* **TASK OBJECTIVE**:
Work out how many lines in the entries contain the string "法学类专业教材出版", and give nothing but that number.

---------- EXERCISE INPUTS ----------

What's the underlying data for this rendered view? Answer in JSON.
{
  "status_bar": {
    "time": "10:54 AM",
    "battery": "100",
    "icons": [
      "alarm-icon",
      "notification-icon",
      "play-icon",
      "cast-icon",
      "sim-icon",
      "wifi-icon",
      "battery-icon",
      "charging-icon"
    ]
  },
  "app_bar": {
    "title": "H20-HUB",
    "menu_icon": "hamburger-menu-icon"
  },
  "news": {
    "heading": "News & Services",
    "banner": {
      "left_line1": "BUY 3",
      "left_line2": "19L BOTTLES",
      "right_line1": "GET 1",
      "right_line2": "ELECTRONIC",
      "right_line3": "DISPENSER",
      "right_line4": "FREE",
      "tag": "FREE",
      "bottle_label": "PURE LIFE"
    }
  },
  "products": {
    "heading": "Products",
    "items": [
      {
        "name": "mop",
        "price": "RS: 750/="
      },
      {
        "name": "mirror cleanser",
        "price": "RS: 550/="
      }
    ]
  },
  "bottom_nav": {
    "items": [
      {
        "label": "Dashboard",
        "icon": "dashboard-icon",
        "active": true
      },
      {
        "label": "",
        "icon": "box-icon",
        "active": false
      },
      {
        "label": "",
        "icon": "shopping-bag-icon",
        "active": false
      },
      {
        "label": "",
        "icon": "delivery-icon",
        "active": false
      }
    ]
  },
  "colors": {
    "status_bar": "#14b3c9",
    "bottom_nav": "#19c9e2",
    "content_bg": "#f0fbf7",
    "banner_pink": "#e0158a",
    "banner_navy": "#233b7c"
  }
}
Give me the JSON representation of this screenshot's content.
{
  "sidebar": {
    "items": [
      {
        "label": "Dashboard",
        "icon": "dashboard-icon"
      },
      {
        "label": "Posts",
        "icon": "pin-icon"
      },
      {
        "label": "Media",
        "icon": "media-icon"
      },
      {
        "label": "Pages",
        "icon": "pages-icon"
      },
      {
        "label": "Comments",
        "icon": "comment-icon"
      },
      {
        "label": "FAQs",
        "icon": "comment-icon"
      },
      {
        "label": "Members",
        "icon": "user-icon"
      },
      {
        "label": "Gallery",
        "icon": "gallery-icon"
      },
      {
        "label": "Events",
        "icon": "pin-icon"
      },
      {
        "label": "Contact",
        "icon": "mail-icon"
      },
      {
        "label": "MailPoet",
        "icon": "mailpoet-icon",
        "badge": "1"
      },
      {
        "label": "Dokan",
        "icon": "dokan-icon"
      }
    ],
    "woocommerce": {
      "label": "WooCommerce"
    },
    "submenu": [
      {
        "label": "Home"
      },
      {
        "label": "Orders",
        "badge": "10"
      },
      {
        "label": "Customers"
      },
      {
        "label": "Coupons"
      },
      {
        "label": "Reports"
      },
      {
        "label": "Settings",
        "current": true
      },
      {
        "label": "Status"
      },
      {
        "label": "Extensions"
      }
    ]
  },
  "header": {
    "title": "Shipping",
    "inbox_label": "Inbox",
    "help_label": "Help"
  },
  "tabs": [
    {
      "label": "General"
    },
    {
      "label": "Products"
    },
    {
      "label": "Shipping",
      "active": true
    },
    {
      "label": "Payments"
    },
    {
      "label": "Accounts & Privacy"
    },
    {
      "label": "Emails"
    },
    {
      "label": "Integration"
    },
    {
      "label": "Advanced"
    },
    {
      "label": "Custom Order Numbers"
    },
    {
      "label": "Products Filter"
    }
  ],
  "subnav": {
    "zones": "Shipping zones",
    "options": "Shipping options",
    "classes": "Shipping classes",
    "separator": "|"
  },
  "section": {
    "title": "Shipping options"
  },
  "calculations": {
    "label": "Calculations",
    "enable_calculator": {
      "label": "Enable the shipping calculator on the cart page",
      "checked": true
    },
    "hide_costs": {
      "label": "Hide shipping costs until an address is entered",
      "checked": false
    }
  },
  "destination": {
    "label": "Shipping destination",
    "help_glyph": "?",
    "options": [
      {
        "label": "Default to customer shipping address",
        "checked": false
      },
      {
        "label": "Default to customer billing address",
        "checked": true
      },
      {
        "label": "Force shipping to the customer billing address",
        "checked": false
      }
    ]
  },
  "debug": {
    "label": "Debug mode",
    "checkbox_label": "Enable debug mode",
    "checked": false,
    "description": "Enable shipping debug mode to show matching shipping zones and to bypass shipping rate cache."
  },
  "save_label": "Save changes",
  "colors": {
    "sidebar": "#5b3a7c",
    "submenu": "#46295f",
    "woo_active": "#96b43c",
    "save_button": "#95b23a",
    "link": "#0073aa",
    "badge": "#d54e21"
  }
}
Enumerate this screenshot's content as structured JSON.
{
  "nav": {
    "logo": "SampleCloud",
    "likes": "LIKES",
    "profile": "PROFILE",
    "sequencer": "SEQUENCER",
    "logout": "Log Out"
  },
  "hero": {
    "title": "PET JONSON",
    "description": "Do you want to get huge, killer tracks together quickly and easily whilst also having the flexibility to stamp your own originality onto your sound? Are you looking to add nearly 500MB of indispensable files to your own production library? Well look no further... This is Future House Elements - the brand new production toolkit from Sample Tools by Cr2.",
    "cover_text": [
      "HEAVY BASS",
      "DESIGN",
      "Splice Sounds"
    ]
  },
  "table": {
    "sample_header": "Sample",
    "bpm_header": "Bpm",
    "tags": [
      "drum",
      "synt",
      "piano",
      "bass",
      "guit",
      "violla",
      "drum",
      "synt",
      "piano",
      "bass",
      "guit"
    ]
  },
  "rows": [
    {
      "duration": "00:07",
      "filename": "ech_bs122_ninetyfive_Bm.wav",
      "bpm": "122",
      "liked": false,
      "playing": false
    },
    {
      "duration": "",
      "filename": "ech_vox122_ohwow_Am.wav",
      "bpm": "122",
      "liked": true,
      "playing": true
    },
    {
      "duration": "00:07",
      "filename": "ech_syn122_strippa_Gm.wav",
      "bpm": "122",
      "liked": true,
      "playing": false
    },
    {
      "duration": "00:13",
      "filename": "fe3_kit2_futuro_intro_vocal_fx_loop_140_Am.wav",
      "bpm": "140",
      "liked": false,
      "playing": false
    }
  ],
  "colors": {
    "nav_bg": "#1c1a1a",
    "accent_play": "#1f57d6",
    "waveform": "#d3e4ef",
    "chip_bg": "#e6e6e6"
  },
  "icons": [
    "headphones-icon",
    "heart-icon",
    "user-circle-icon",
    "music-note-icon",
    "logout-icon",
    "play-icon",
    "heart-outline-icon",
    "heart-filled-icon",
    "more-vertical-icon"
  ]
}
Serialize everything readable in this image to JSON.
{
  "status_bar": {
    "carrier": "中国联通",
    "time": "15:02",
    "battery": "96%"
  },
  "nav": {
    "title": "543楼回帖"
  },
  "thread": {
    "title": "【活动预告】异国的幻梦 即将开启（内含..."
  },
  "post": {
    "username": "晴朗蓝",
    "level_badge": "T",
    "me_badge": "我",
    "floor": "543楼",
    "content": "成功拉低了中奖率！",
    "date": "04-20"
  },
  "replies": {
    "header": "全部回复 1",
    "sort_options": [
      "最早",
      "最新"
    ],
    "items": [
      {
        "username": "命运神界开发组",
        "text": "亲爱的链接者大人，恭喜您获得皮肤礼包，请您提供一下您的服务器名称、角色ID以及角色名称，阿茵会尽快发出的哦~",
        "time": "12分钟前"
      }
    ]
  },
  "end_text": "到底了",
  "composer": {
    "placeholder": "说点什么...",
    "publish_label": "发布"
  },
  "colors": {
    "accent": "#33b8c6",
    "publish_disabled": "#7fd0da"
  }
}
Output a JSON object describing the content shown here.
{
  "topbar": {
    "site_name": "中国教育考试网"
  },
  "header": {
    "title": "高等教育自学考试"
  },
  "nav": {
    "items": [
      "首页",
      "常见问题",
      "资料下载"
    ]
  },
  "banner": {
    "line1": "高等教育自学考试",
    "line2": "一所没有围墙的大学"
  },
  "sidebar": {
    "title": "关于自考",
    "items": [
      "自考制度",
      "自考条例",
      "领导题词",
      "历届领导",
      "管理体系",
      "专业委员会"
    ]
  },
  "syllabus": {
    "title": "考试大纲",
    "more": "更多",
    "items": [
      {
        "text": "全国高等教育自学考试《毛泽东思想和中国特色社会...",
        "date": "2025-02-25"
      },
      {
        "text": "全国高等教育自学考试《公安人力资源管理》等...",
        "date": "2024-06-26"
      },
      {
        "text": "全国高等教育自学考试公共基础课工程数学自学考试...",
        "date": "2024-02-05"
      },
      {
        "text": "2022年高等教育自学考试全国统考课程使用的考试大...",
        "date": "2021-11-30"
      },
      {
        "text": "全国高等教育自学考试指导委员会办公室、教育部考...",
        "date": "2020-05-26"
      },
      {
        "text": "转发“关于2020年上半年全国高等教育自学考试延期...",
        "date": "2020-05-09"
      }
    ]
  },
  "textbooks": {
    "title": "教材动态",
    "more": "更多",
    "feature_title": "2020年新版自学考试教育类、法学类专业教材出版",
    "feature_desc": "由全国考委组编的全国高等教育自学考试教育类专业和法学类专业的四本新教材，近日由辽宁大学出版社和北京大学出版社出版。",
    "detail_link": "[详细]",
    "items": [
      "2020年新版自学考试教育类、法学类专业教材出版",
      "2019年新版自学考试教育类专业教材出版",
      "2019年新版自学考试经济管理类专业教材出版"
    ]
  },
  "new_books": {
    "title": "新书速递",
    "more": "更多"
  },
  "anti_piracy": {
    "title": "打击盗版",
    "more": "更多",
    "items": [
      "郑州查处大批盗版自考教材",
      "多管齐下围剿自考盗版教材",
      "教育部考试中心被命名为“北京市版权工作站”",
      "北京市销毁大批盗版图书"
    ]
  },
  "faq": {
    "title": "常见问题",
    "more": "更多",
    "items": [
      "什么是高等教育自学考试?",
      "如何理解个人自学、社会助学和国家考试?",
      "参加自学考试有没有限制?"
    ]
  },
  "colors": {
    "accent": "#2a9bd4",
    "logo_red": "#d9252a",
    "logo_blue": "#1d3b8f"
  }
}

----------

* **TASK RESPONSE**:
2